## Start
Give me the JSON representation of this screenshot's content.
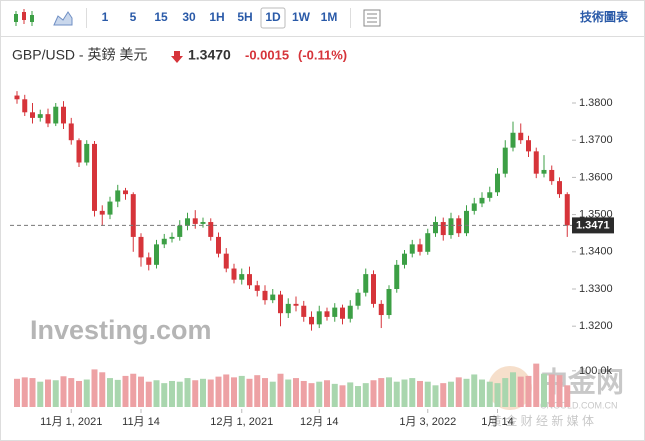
{
  "toolbar": {
    "intervals": [
      "1",
      "5",
      "15",
      "30",
      "1H",
      "5H",
      "1D",
      "1W",
      "1M"
    ],
    "active_interval": 6,
    "tools_label": "技術圖表"
  },
  "header": {
    "symbol": "GBP/USD - 英鎊 美元",
    "price": "1.3470",
    "change": "-0.0015",
    "change_pct": "(-0.11%)"
  },
  "watermarks": {
    "logo": "Investing.com",
    "site": "中金网",
    "site_url": "CNGOLD.COM.CN",
    "site_slogan": "黄 金 财 经 新 媒 体"
  },
  "chart_data": {
    "type": "candlestick",
    "categories": [
      null,
      null,
      null,
      null,
      null,
      null,
      null,
      "11月 1, 2021",
      null,
      null,
      null,
      null,
      null,
      null,
      null,
      null,
      "11月 14",
      null,
      null,
      null,
      null,
      null,
      null,
      null,
      null,
      null,
      null,
      null,
      null,
      "12月 1, 2021",
      null,
      null,
      null,
      null,
      null,
      null,
      null,
      null,
      null,
      "12月 14",
      null,
      null,
      null,
      null,
      null,
      null,
      null,
      null,
      null,
      null,
      null,
      null,
      null,
      "1月 3, 2022",
      null,
      null,
      null,
      null,
      null,
      null,
      null,
      null,
      "1月 14",
      null,
      null,
      null,
      null,
      null,
      null,
      null,
      null,
      null
    ],
    "open": [
      1.382,
      1.381,
      1.3775,
      1.376,
      1.377,
      1.3745,
      1.379,
      1.3745,
      1.37,
      1.364,
      1.369,
      1.351,
      1.35,
      1.3535,
      1.3565,
      1.3555,
      1.344,
      1.3385,
      1.3365,
      1.342,
      1.3435,
      1.344,
      1.347,
      1.349,
      1.3475,
      1.348,
      1.344,
      1.3395,
      1.3355,
      1.3325,
      1.334,
      1.331,
      1.3295,
      1.327,
      1.3285,
      1.3235,
      1.326,
      1.3255,
      1.3225,
      1.3205,
      1.324,
      1.3225,
      1.325,
      1.322,
      1.3255,
      1.329,
      1.334,
      1.326,
      1.323,
      1.33,
      1.3365,
      1.3395,
      1.342,
      1.34,
      1.345,
      1.348,
      1.3445,
      1.349,
      1.345,
      1.351,
      1.353,
      1.3545,
      1.356,
      1.361,
      1.368,
      1.372,
      1.37,
      1.367,
      1.361,
      1.362,
      1.359,
      1.3555
    ],
    "high": [
      1.3832,
      1.3822,
      1.38,
      1.3782,
      1.3785,
      1.38,
      1.3805,
      1.376,
      1.3705,
      1.37,
      1.3698,
      1.3525,
      1.3548,
      1.358,
      1.3572,
      1.356,
      1.345,
      1.3398,
      1.3432,
      1.3448,
      1.3452,
      1.3485,
      1.3505,
      1.3512,
      1.3492,
      1.349,
      1.3452,
      1.341,
      1.3368,
      1.3355,
      1.336,
      1.3322,
      1.331,
      1.33,
      1.3295,
      1.3275,
      1.328,
      1.3268,
      1.324,
      1.3255,
      1.325,
      1.3262,
      1.3258,
      1.327,
      1.33,
      1.3355,
      1.335,
      1.327,
      1.331,
      1.3378,
      1.3405,
      1.3432,
      1.3435,
      1.3462,
      1.3495,
      1.3492,
      1.3505,
      1.3498,
      1.3525,
      1.3545,
      1.356,
      1.3575,
      1.3625,
      1.37,
      1.375,
      1.3745,
      1.3712,
      1.368,
      1.366,
      1.3632,
      1.36,
      1.356
    ],
    "low": [
      1.3798,
      1.3765,
      1.3745,
      1.375,
      1.3735,
      1.3738,
      1.373,
      1.3688,
      1.3628,
      1.3632,
      1.3495,
      1.347,
      1.3488,
      1.352,
      1.354,
      1.34,
      1.336,
      1.335,
      1.3355,
      1.341,
      1.3425,
      1.343,
      1.3458,
      1.3462,
      1.3465,
      1.343,
      1.3385,
      1.3345,
      1.3315,
      1.3312,
      1.33,
      1.328,
      1.3258,
      1.3262,
      1.32,
      1.3222,
      1.324,
      1.3212,
      1.3188,
      1.3195,
      1.3215,
      1.3212,
      1.3205,
      1.321,
      1.3245,
      1.328,
      1.325,
      1.3195,
      1.322,
      1.329,
      1.3355,
      1.3385,
      1.339,
      1.3392,
      1.344,
      1.343,
      1.3435,
      1.344,
      1.3442,
      1.35,
      1.352,
      1.3535,
      1.355,
      1.36,
      1.367,
      1.369,
      1.3655,
      1.3598,
      1.36,
      1.358,
      1.3545,
      1.344
    ],
    "close": [
      1.381,
      1.3775,
      1.376,
      1.377,
      1.3745,
      1.379,
      1.3745,
      1.37,
      1.364,
      1.369,
      1.351,
      1.35,
      1.3535,
      1.3565,
      1.3555,
      1.344,
      1.3385,
      1.3365,
      1.342,
      1.3435,
      1.344,
      1.347,
      1.349,
      1.3475,
      1.348,
      1.344,
      1.3395,
      1.3355,
      1.3325,
      1.334,
      1.331,
      1.3295,
      1.327,
      1.3285,
      1.3235,
      1.326,
      1.3255,
      1.3225,
      1.3205,
      1.324,
      1.3225,
      1.325,
      1.322,
      1.3255,
      1.329,
      1.334,
      1.326,
      1.323,
      1.33,
      1.3365,
      1.3395,
      1.342,
      1.34,
      1.345,
      1.348,
      1.3445,
      1.349,
      1.345,
      1.351,
      1.353,
      1.3545,
      1.356,
      1.361,
      1.368,
      1.372,
      1.37,
      1.367,
      1.361,
      1.362,
      1.359,
      1.3555,
      1.3471
    ],
    "volume": [
      78000,
      82000,
      80000,
      70000,
      76000,
      74000,
      85000,
      80000,
      72000,
      76000,
      104000,
      96000,
      80000,
      75000,
      86000,
      92000,
      84000,
      70000,
      74000,
      66000,
      72000,
      70000,
      80000,
      74000,
      78000,
      76000,
      84000,
      90000,
      82000,
      86000,
      78000,
      88000,
      80000,
      70000,
      92000,
      76000,
      80000,
      72000,
      66000,
      70000,
      74000,
      64000,
      60000,
      68000,
      58000,
      66000,
      74000,
      80000,
      82000,
      70000,
      76000,
      80000,
      72000,
      70000,
      60000,
      66000,
      70000,
      82000,
      78000,
      90000,
      76000,
      70000,
      66000,
      80000,
      96000,
      84000,
      86000,
      120000,
      92000,
      90000,
      88000,
      60000
    ],
    "up_color": "#3c9f45",
    "down_color": "#d6343a",
    "up_volume_color": "#a9d6ae",
    "down_volume_color": "#eda1a4",
    "ylim": [
      1.315,
      1.385
    ],
    "yticks": [
      {
        "value": 1.38,
        "label": "1.3800"
      },
      {
        "value": 1.37,
        "label": "1.3700"
      },
      {
        "value": 1.36,
        "label": "1.3600"
      },
      {
        "value": 1.35,
        "label": "1.3500"
      },
      {
        "value": 1.34,
        "label": "1.3400"
      },
      {
        "value": 1.33,
        "label": "1.3300"
      },
      {
        "value": 1.32,
        "label": "1.3200"
      }
    ],
    "volume_ylim": [
      0,
      130000
    ],
    "volume_ticks": [
      {
        "value": 100000,
        "label": "100.0k"
      }
    ],
    "last_price": 1.3471,
    "grid": false
  }
}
## End
= TASK TO CARRY OUT =
Leave out the pictures and give the listing above again exactly.

= EXPECTED ANSWER =
Give me the JSON representation of this screenshot's content.
{
  "toolbar": {
    "intervals": [
      "1",
      "5",
      "15",
      "30",
      "1H",
      "5H",
      "1D",
      "1W",
      "1M"
    ],
    "active_interval": 6,
    "tools_label": "技術圖表"
  },
  "header": {
    "symbol": "GBP/USD - 英鎊 美元",
    "price": "1.3470",
    "change": "-0.0015",
    "change_pct": "(-0.11%)"
  },
  "watermarks": {
    "logo": "Investing.com",
    "site": "中金网",
    "site_url": "CNGOLD.COM.CN",
    "site_slogan": "黄 金 财 经 新 媒 体"
  },
  "chart_data": {
    "type": "candlestick",
    "categories": [
      null,
      null,
      null,
      null,
      null,
      null,
      null,
      "11月 1, 2021",
      null,
      null,
      null,
      null,
      null,
      null,
      null,
      null,
      "11月 14",
      null,
      null,
      null,
      null,
      null,
      null,
      null,
      null,
      null,
      null,
      null,
      null,
      "12月 1, 2021",
      null,
      null,
      null,
      null,
      null,
      null,
      null,
      null,
      null,
      "12月 14",
      null,
      null,
      null,
      null,
      null,
      null,
      null,
      null,
      null,
      null,
      null,
      null,
      null,
      "1月 3, 2022",
      null,
      null,
      null,
      null,
      null,
      null,
      null,
      null,
      "1月 14",
      null,
      null,
      null,
      null,
      null,
      null,
      null,
      null,
      null
    ],
    "open": [
      1.382,
      1.381,
      1.3775,
      1.376,
      1.377,
      1.3745,
      1.379,
      1.3745,
      1.37,
      1.364,
      1.369,
      1.351,
      1.35,
      1.3535,
      1.3565,
      1.3555,
      1.344,
      1.3385,
      1.3365,
      1.342,
      1.3435,
      1.344,
      1.347,
      1.349,
      1.3475,
      1.348,
      1.344,
      1.3395,
      1.3355,
      1.3325,
      1.334,
      1.331,
      1.3295,
      1.327,
      1.3285,
      1.3235,
      1.326,
      1.3255,
      1.3225,
      1.3205,
      1.324,
      1.3225,
      1.325,
      1.322,
      1.3255,
      1.329,
      1.334,
      1.326,
      1.323,
      1.33,
      1.3365,
      1.3395,
      1.342,
      1.34,
      1.345,
      1.348,
      1.3445,
      1.349,
      1.345,
      1.351,
      1.353,
      1.3545,
      1.356,
      1.361,
      1.368,
      1.372,
      1.37,
      1.367,
      1.361,
      1.362,
      1.359,
      1.3555
    ],
    "high": [
      1.3832,
      1.3822,
      1.38,
      1.3782,
      1.3785,
      1.38,
      1.3805,
      1.376,
      1.3705,
      1.37,
      1.3698,
      1.3525,
      1.3548,
      1.358,
      1.3572,
      1.356,
      1.345,
      1.3398,
      1.3432,
      1.3448,
      1.3452,
      1.3485,
      1.3505,
      1.3512,
      1.3492,
      1.349,
      1.3452,
      1.341,
      1.3368,
      1.3355,
      1.336,
      1.3322,
      1.331,
      1.33,
      1.3295,
      1.3275,
      1.328,
      1.3268,
      1.324,
      1.3255,
      1.325,
      1.3262,
      1.3258,
      1.327,
      1.33,
      1.3355,
      1.335,
      1.327,
      1.331,
      1.3378,
      1.3405,
      1.3432,
      1.3435,
      1.3462,
      1.3495,
      1.3492,
      1.3505,
      1.3498,
      1.3525,
      1.3545,
      1.356,
      1.3575,
      1.3625,
      1.37,
      1.375,
      1.3745,
      1.3712,
      1.368,
      1.366,
      1.3632,
      1.36,
      1.356
    ],
    "low": [
      1.3798,
      1.3765,
      1.3745,
      1.375,
      1.3735,
      1.3738,
      1.373,
      1.3688,
      1.3628,
      1.3632,
      1.3495,
      1.347,
      1.3488,
      1.352,
      1.354,
      1.34,
      1.336,
      1.335,
      1.3355,
      1.341,
      1.3425,
      1.343,
      1.3458,
      1.3462,
      1.3465,
      1.343,
      1.3385,
      1.3345,
      1.3315,
      1.3312,
      1.33,
      1.328,
      1.3258,
      1.3262,
      1.32,
      1.3222,
      1.324,
      1.3212,
      1.3188,
      1.3195,
      1.3215,
      1.3212,
      1.3205,
      1.321,
      1.3245,
      1.328,
      1.325,
      1.3195,
      1.322,
      1.329,
      1.3355,
      1.3385,
      1.339,
      1.3392,
      1.344,
      1.343,
      1.3435,
      1.344,
      1.3442,
      1.35,
      1.352,
      1.3535,
      1.355,
      1.36,
      1.367,
      1.369,
      1.3655,
      1.3598,
      1.36,
      1.358,
      1.3545,
      1.344
    ],
    "close": [
      1.381,
      1.3775,
      1.376,
      1.377,
      1.3745,
      1.379,
      1.3745,
      1.37,
      1.364,
      1.369,
      1.351,
      1.35,
      1.3535,
      1.3565,
      1.3555,
      1.344,
      1.3385,
      1.3365,
      1.342,
      1.3435,
      1.344,
      1.347,
      1.349,
      1.3475,
      1.348,
      1.344,
      1.3395,
      1.3355,
      1.3325,
      1.334,
      1.331,
      1.3295,
      1.327,
      1.3285,
      1.3235,
      1.326,
      1.3255,
      1.3225,
      1.3205,
      1.324,
      1.3225,
      1.325,
      1.322,
      1.3255,
      1.329,
      1.334,
      1.326,
      1.323,
      1.33,
      1.3365,
      1.3395,
      1.342,
      1.34,
      1.345,
      1.348,
      1.3445,
      1.349,
      1.345,
      1.351,
      1.353,
      1.3545,
      1.356,
      1.361,
      1.368,
      1.372,
      1.37,
      1.367,
      1.361,
      1.362,
      1.359,
      1.3555,
      1.3471
    ],
    "volume": [
      78000,
      82000,
      80000,
      70000,
      76000,
      74000,
      85000,
      80000,
      72000,
      76000,
      104000,
      96000,
      80000,
      75000,
      86000,
      92000,
      84000,
      70000,
      74000,
      66000,
      72000,
      70000,
      80000,
      74000,
      78000,
      76000,
      84000,
      90000,
      82000,
      86000,
      78000,
      88000,
      80000,
      70000,
      92000,
      76000,
      80000,
      72000,
      66000,
      70000,
      74000,
      64000,
      60000,
      68000,
      58000,
      66000,
      74000,
      80000,
      82000,
      70000,
      76000,
      80000,
      72000,
      70000,
      60000,
      66000,
      70000,
      82000,
      78000,
      90000,
      76000,
      70000,
      66000,
      80000,
      96000,
      84000,
      86000,
      120000,
      92000,
      90000,
      88000,
      60000
    ],
    "up_color": "#3c9f45",
    "down_color": "#d6343a",
    "up_volume_color": "#a9d6ae",
    "down_volume_color": "#eda1a4",
    "ylim": [
      1.315,
      1.385
    ],
    "yticks": [
      {
        "value": 1.38,
        "label": "1.3800"
      },
      {
        "value": 1.37,
        "label": "1.3700"
      },
      {
        "value": 1.36,
        "label": "1.3600"
      },
      {
        "value": 1.35,
        "label": "1.3500"
      },
      {
        "value": 1.34,
        "label": "1.3400"
      },
      {
        "value": 1.33,
        "label": "1.3300"
      },
      {
        "value": 1.32,
        "label": "1.3200"
      }
    ],
    "volume_ylim": [
      0,
      130000
    ],
    "volume_ticks": [
      {
        "value": 100000,
        "label": "100.0k"
      }
    ],
    "last_price": 1.3471,
    "grid": false
  }
}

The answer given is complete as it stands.